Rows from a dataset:
======

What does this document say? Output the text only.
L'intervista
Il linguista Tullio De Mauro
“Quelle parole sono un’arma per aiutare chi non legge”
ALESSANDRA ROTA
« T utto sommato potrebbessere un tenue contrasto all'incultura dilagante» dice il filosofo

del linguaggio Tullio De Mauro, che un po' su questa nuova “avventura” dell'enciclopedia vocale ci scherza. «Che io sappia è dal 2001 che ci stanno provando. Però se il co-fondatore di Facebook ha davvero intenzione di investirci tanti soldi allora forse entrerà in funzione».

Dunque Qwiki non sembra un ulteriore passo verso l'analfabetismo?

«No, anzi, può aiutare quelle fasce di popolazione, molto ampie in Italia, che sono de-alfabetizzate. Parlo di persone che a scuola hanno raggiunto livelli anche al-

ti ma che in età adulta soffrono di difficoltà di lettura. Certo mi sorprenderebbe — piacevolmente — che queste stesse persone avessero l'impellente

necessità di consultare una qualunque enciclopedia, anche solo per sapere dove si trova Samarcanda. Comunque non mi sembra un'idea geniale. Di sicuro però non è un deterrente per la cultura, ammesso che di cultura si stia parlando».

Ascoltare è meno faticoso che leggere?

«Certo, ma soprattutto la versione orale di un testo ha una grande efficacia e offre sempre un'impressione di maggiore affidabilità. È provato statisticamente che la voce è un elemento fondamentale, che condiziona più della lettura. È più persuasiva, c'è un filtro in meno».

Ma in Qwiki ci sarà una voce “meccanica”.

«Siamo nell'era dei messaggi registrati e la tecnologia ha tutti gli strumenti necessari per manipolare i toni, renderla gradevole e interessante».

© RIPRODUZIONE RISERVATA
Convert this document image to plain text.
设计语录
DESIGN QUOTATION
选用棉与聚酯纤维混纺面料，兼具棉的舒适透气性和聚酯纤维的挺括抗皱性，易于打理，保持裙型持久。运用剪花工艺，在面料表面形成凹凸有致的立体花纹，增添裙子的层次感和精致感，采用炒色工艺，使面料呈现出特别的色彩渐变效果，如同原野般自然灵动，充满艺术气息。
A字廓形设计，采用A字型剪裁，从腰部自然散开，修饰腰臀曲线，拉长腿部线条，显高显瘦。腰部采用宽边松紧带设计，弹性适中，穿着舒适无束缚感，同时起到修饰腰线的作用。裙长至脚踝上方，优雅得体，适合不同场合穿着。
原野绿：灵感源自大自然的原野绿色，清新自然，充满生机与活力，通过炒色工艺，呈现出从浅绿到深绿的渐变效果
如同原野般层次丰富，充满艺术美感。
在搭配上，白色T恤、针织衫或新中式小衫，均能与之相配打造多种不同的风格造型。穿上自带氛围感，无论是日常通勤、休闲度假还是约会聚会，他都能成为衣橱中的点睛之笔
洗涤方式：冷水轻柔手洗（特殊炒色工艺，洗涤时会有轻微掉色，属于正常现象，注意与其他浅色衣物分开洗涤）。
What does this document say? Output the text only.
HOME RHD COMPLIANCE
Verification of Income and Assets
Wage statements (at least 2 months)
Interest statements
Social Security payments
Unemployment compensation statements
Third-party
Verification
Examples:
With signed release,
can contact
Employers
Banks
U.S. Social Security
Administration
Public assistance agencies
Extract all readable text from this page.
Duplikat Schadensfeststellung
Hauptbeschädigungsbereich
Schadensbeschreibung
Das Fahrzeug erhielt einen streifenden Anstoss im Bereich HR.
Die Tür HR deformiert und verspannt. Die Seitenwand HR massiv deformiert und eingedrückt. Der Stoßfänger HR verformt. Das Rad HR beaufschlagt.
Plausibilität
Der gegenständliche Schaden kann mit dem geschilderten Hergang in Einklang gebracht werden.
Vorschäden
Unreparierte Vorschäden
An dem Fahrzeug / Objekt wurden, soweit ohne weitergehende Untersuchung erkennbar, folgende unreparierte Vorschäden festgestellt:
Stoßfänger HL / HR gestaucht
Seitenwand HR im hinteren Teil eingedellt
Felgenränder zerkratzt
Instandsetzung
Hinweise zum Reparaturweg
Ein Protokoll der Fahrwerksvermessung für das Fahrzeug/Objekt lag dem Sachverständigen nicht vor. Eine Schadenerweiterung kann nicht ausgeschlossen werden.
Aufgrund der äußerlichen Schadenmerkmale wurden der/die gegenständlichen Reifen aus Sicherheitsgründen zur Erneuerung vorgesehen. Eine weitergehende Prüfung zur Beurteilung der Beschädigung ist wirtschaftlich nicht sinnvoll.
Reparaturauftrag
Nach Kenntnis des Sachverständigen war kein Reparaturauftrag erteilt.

======

- **What the task requires**
All of the entries should be written out again exactly.

- **Correct response**
What does this document say? Output the text only.
L'intervista
Il linguista Tullio De Mauro
“Quelle parole sono un’arma per aiutare chi non legge”
ALESSANDRA ROTA
« T utto sommato potrebbessere un tenue contrasto all'incultura dilagante» dice il filosofo

del linguaggio Tullio De Mauro, che un po' su questa nuova “avventura” dell'enciclopedia vocale ci scherza. «Che io sappia è dal 2001 che ci stanno provando. Però se il co-fondatore di Facebook ha davvero intenzione di investirci tanti soldi allora forse entrerà in funzione».

Dunque Qwiki non sembra un ulteriore passo verso l'analfabetismo?

«No, anzi, può aiutare quelle fasce di popolazione, molto ampie in Italia, che sono de-alfabetizzate. Parlo di persone che a scuola hanno raggiunto livelli anche al-

ti ma che in età adulta soffrono di difficoltà di lettura. Certo mi sorprenderebbe — piacevolmente — che queste stesse persone avessero l'impellente

necessità di consultare una qualunque enciclopedia, anche solo per sapere dove si trova Samarcanda. Comunque non mi sembra un'idea geniale. Di sicuro però non è un deterrente per la cultura, ammesso che di cultura si stia parlando».

Ascoltare è meno faticoso che leggere?

«Certo, ma soprattutto la versione orale di un testo ha una grande efficacia e offre sempre un'impressione di maggiore affidabilità. È provato statisticamente che la voce è un elemento fondamentale, che condiziona più della lettura. È più persuasiva, c'è un filtro in meno».

Ma in Qwiki ci sarà una voce “meccanica”.

«Siamo nell'era dei messaggi registrati e la tecnologia ha tutti gli strumenti necessari per manipolare i toni, renderla gradevole e interessante».

© RIPRODUZIONE RISERVATA
Convert this document image to plain text.
设计语录
DESIGN QUOTATION
选用棉与聚酯纤维混纺面料，兼具棉的舒适透气性和聚酯纤维的挺括抗皱性，易于打理，保持裙型持久。运用剪花工艺，在面料表面形成凹凸有致的立体花纹，增添裙子的层次感和精致感，采用炒色工艺，使面料呈现出特别的色彩渐变效果，如同原野般自然灵动，充满艺术气息。
A字廓形设计，采用A字型剪裁，从腰部自然散开，修饰腰臀曲线，拉长腿部线条，显高显瘦。腰部采用宽边松紧带设计，弹性适中，穿着舒适无束缚感，同时起到修饰腰线的作用。裙长至脚踝上方，优雅得体，适合不同场合穿着。
原野绿：灵感源自大自然的原野绿色，清新自然，充满生机与活力，通过炒色工艺，呈现出从浅绿到深绿的渐变效果
如同原野般层次丰富，充满艺术美感。
在搭配上，白色T恤、针织衫或新中式小衫，均能与之相配打造多种不同的风格造型。穿上自带氛围感，无论是日常通勤、休闲度假还是约会聚会，他都能成为衣橱中的点睛之笔
洗涤方式：冷水轻柔手洗（特殊炒色工艺，洗涤时会有轻微掉色，属于正常现象，注意与其他浅色衣物分开洗涤）。
What does this document say? Output the text only.
HOME RHD COMPLIANCE
Verification of Income and Assets
Wage statements (at least 2 months)
Interest statements
Social Security payments
Unemployment compensation statements
Third-party
Verification
Examples:
With signed release,
can contact
Employers
Banks
U.S. Social Security
Administration
Public assistance agencies
Extract all readable text from this page.
Duplikat Schadensfeststellung
Hauptbeschädigungsbereich
Schadensbeschreibung
Das Fahrzeug erhielt einen streifenden Anstoss im Bereich HR.
Die Tür HR deformiert und verspannt. Die Seitenwand HR massiv deformiert und eingedrückt. Der Stoßfänger HR verformt. Das Rad HR beaufschlagt.
Plausibilität
Der gegenständliche Schaden kann mit dem geschilderten Hergang in Einklang gebracht werden.
Vorschäden
Unreparierte Vorschäden
An dem Fahrzeug / Objekt wurden, soweit ohne weitergehende Untersuchung erkennbar, folgende unreparierte Vorschäden festgestellt:
Stoßfänger HL / HR gestaucht
Seitenwand HR im hinteren Teil eingedellt
Felgenränder zerkratzt
Instandsetzung
Hinweise zum Reparaturweg
Ein Protokoll der Fahrwerksvermessung für das Fahrzeug/Objekt lag dem Sachverständigen nicht vor. Eine Schadenerweiterung kann nicht ausgeschlossen werden.
Aufgrund der äußerlichen Schadenmerkmale wurden der/die gegenständlichen Reifen aus Sicherheitsgründen zur Erneuerung vorgesehen. Eine weitergehende Prüfung zur Beurteilung der Beschädigung ist wirtschaftlich nicht sinnvoll.
Reparaturauftrag
Nach Kenntnis des Sachverständigen war kein Reparaturauftrag erteilt.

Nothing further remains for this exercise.